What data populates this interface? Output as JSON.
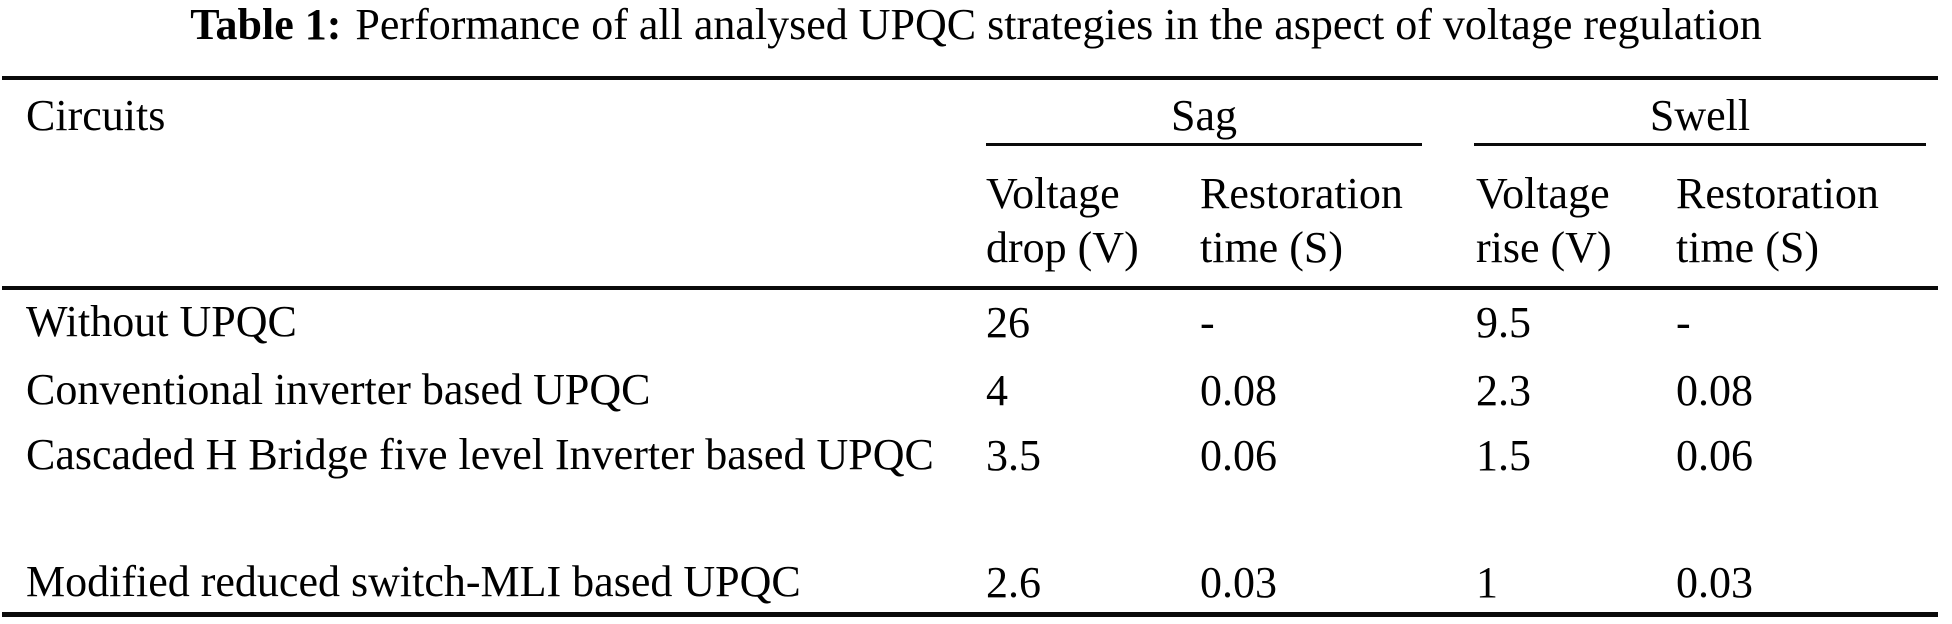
{
  "caption": {
    "label": "Table 1:",
    "text": "Performance of all analysed UPQC strategies in the aspect of voltage regulation"
  },
  "table": {
    "circuits_header": "Circuits",
    "groups": [
      {
        "label": "Sag"
      },
      {
        "label": "Swell"
      }
    ],
    "subheaders": [
      "Voltage drop (V)",
      "Restoration time (S)",
      "Voltage rise (V)",
      "Restoration time (S)"
    ],
    "rows": [
      {
        "circuit": "Without UPQC",
        "values": [
          "26",
          "-",
          "9.5",
          "-"
        ]
      },
      {
        "circuit": "Conventional inverter based UPQC",
        "values": [
          "4",
          "0.08",
          "2.3",
          "0.08"
        ]
      },
      {
        "circuit": "Cascaded H Bridge five level Inverter based UPQC",
        "values": [
          "3.5",
          "0.06",
          "1.5",
          "0.06"
        ]
      },
      {
        "circuit": "Modified reduced switch-MLI based UPQC",
        "values": [
          "2.6",
          "0.03",
          "1",
          "0.03"
        ]
      }
    ]
  },
  "colors": {
    "background": "#ffffff",
    "text": "#000000",
    "rule": "#0a0a0a"
  }
}
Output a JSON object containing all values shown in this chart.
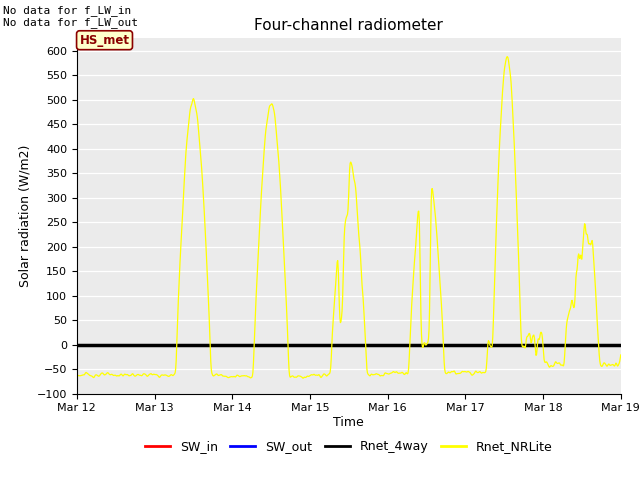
{
  "title": "Four-channel radiometer",
  "ylabel": "Solar radiation (W/m2)",
  "xlabel": "Time",
  "annotation_text": "No data for f_LW_in\nNo data for f_LW_out",
  "legend_label": "HS_met",
  "ylim": [
    -100,
    625
  ],
  "yticks": [
    -100,
    -50,
    0,
    50,
    100,
    150,
    200,
    250,
    300,
    350,
    400,
    450,
    500,
    550,
    600
  ],
  "xlim": [
    0,
    7
  ],
  "xtick_positions": [
    0,
    1,
    2,
    3,
    4,
    5,
    6,
    7
  ],
  "xtick_labels": [
    "Mar 12",
    "Mar 13",
    "Mar 14",
    "Mar 15",
    "Mar 16",
    "Mar 17",
    "Mar 18",
    "Mar 19"
  ],
  "bg_color": "#ebebeb",
  "line_color_nrlite": "#ffff00",
  "line_color_rnet4way": "#000000",
  "line_color_swin": "#ff0000",
  "line_color_swout": "#0000ff",
  "legend_entries": [
    {
      "label": "SW_in",
      "color": "#ff0000"
    },
    {
      "label": "SW_out",
      "color": "#0000ff"
    },
    {
      "label": "Rnet_4way",
      "color": "#000000"
    },
    {
      "label": "Rnet_NRLite",
      "color": "#ffff00"
    }
  ]
}
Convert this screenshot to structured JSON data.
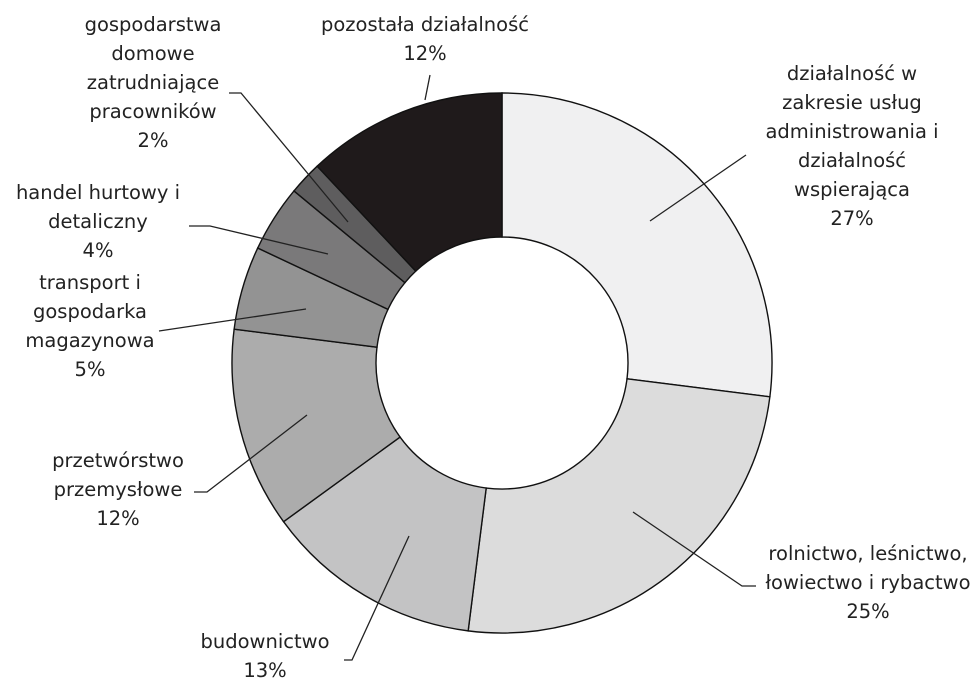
{
  "chart_data": {
    "type": "pie",
    "title": "",
    "slices": [
      {
        "label": "działalność w zakresie usług administrowania i działalność wspierająca",
        "value": 27,
        "value_label": "27%",
        "color": "#f0f0f1"
      },
      {
        "label": "rolnictwo, leśnictwo, łowiectwo i rybactwo",
        "value": 25,
        "value_label": "25%",
        "color": "#dcdcdc"
      },
      {
        "label": "budownictwo",
        "value": 13,
        "value_label": "13%",
        "color": "#c3c3c4"
      },
      {
        "label": "przetwórstwo przemysłowe",
        "value": 12,
        "value_label": "12%",
        "color": "#acacac"
      },
      {
        "label": "transport i gospodarka magazynowa",
        "value": 5,
        "value_label": "5%",
        "color": "#939393"
      },
      {
        "label": "handel hurtowy i detaliczny",
        "value": 4,
        "value_label": "4%",
        "color": "#7a797a"
      },
      {
        "label": "gospodarstwa domowe zatrudniające pracowników",
        "value": 2,
        "value_label": "2%",
        "color": "#5e5d5e"
      },
      {
        "label": "pozostała działalność",
        "value": 12,
        "value_label": "12%",
        "color": "#1f1a1b"
      }
    ],
    "label_lines": [
      [
        "działalność w",
        "zakresie usług",
        "administrowania i",
        "działalność",
        "wspierająca",
        "27%"
      ],
      [
        "rolnictwo, leśnictwo,",
        "łowiectwo i rybactwo",
        "25%"
      ],
      [
        "budownictwo",
        "13%"
      ],
      [
        "przetwórstwo",
        "przemysłowe",
        "12%"
      ],
      [
        "transport i",
        "gospodarka",
        "magazynowa",
        "5%"
      ],
      [
        "handel hurtowy i",
        "detaliczny",
        "4%"
      ],
      [
        "gospodarstwa",
        "domowe",
        "zatrudniające",
        "pracowników",
        "2%"
      ],
      [
        "pozostała działalność",
        "12%"
      ]
    ],
    "legend": "none",
    "style": "donut"
  }
}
------------------------------------------------
• **TO DO**: Repeat the data exactly, without the pictures.

• **CORRECT OUTPUT**:
What data populates this interface? Output as JSON.
{
  "caption": {
    "label": "Table 1:",
    "text": "Performance of all analysed UPQC strategies in the aspect of voltage regulation"
  },
  "table": {
    "circuits_header": "Circuits",
    "groups": [
      {
        "label": "Sag"
      },
      {
        "label": "Swell"
      }
    ],
    "subheaders": [
      "Voltage drop (V)",
      "Restoration time (S)",
      "Voltage rise (V)",
      "Restoration time (S)"
    ],
    "rows": [
      {
        "circuit": "Without UPQC",
        "values": [
          "26",
          "-",
          "9.5",
          "-"
        ]
      },
      {
        "circuit": "Conventional inverter based UPQC",
        "values": [
          "4",
          "0.08",
          "2.3",
          "0.08"
        ]
      },
      {
        "circuit": "Cascaded H Bridge five level Inverter based UPQC",
        "values": [
          "3.5",
          "0.06",
          "1.5",
          "0.06"
        ]
      },
      {
        "circuit": "Modified reduced switch-MLI based UPQC",
        "values": [
          "2.6",
          "0.03",
          "1",
          "0.03"
        ]
      }
    ]
  },
  "colors": {
    "background": "#ffffff",
    "text": "#000000",
    "rule": "#0a0a0a"
  }
}
Output a JSON object containing all values shown in this chart.
{
  "title": "Four-channel radiometer",
  "ylabel": "Solar radiation (W/m2)",
  "xlabel": "Time",
  "annotation_text": "No data for f_LW_in\nNo data for f_LW_out",
  "legend_label": "HS_met",
  "ylim": [
    -100,
    625
  ],
  "yticks": [
    -100,
    -50,
    0,
    50,
    100,
    150,
    200,
    250,
    300,
    350,
    400,
    450,
    500,
    550,
    600
  ],
  "xlim": [
    0,
    7
  ],
  "xtick_positions": [
    0,
    1,
    2,
    3,
    4,
    5,
    6,
    7
  ],
  "xtick_labels": [
    "Mar 12",
    "Mar 13",
    "Mar 14",
    "Mar 15",
    "Mar 16",
    "Mar 17",
    "Mar 18",
    "Mar 19"
  ],
  "bg_color": "#ebebeb",
  "line_color_nrlite": "#ffff00",
  "line_color_rnet4way": "#000000",
  "line_color_swin": "#ff0000",
  "line_color_swout": "#0000ff",
  "legend_entries": [
    {
      "label": "SW_in",
      "color": "#ff0000"
    },
    {
      "label": "SW_out",
      "color": "#0000ff"
    },
    {
      "label": "Rnet_4way",
      "color": "#000000"
    },
    {
      "label": "Rnet_NRLite",
      "color": "#ffff00"
    }
  ]
}
Convert this screenshot to structured JSON data.
{
  "chart_data": {
    "type": "pie",
    "title": "",
    "slices": [
      {
        "label": "działalność w zakresie usług administrowania i działalność wspierająca",
        "value": 27,
        "value_label": "27%",
        "color": "#f0f0f1"
      },
      {
        "label": "rolnictwo, leśnictwo, łowiectwo i rybactwo",
        "value": 25,
        "value_label": "25%",
        "color": "#dcdcdc"
      },
      {
        "label": "budownictwo",
        "value": 13,
        "value_label": "13%",
        "color": "#c3c3c4"
      },
      {
        "label": "przetwórstwo przemysłowe",
        "value": 12,
        "value_label": "12%",
        "color": "#acacac"
      },
      {
        "label": "transport i gospodarka magazynowa",
        "value": 5,
        "value_label": "5%",
        "color": "#939393"
      },
      {
        "label": "handel hurtowy i detaliczny",
        "value": 4,
        "value_label": "4%",
        "color": "#7a797a"
      },
      {
        "label": "gospodarstwa domowe zatrudniające pracowników",
        "value": 2,
        "value_label": "2%",
        "color": "#5e5d5e"
      },
      {
        "label": "pozostała działalność",
        "value": 12,
        "value_label": "12%",
        "color": "#1f1a1b"
      }
    ],
    "label_lines": [
      [
        "działalność w",
        "zakresie usług",
        "administrowania i",
        "działalność",
        "wspierająca",
        "27%"
      ],
      [
        "rolnictwo, leśnictwo,",
        "łowiectwo i rybactwo",
        "25%"
      ],
      [
        "budownictwo",
        "13%"
      ],
      [
        "przetwórstwo",
        "przemysłowe",
        "12%"
      ],
      [
        "transport i",
        "gospodarka",
        "magazynowa",
        "5%"
      ],
      [
        "handel hurtowy i",
        "detaliczny",
        "4%"
      ],
      [
        "gospodarstwa",
        "domowe",
        "zatrudniające",
        "pracowników",
        "2%"
      ],
      [
        "pozostała działalność",
        "12%"
      ]
    ],
    "legend": "none",
    "style": "donut"
  }
}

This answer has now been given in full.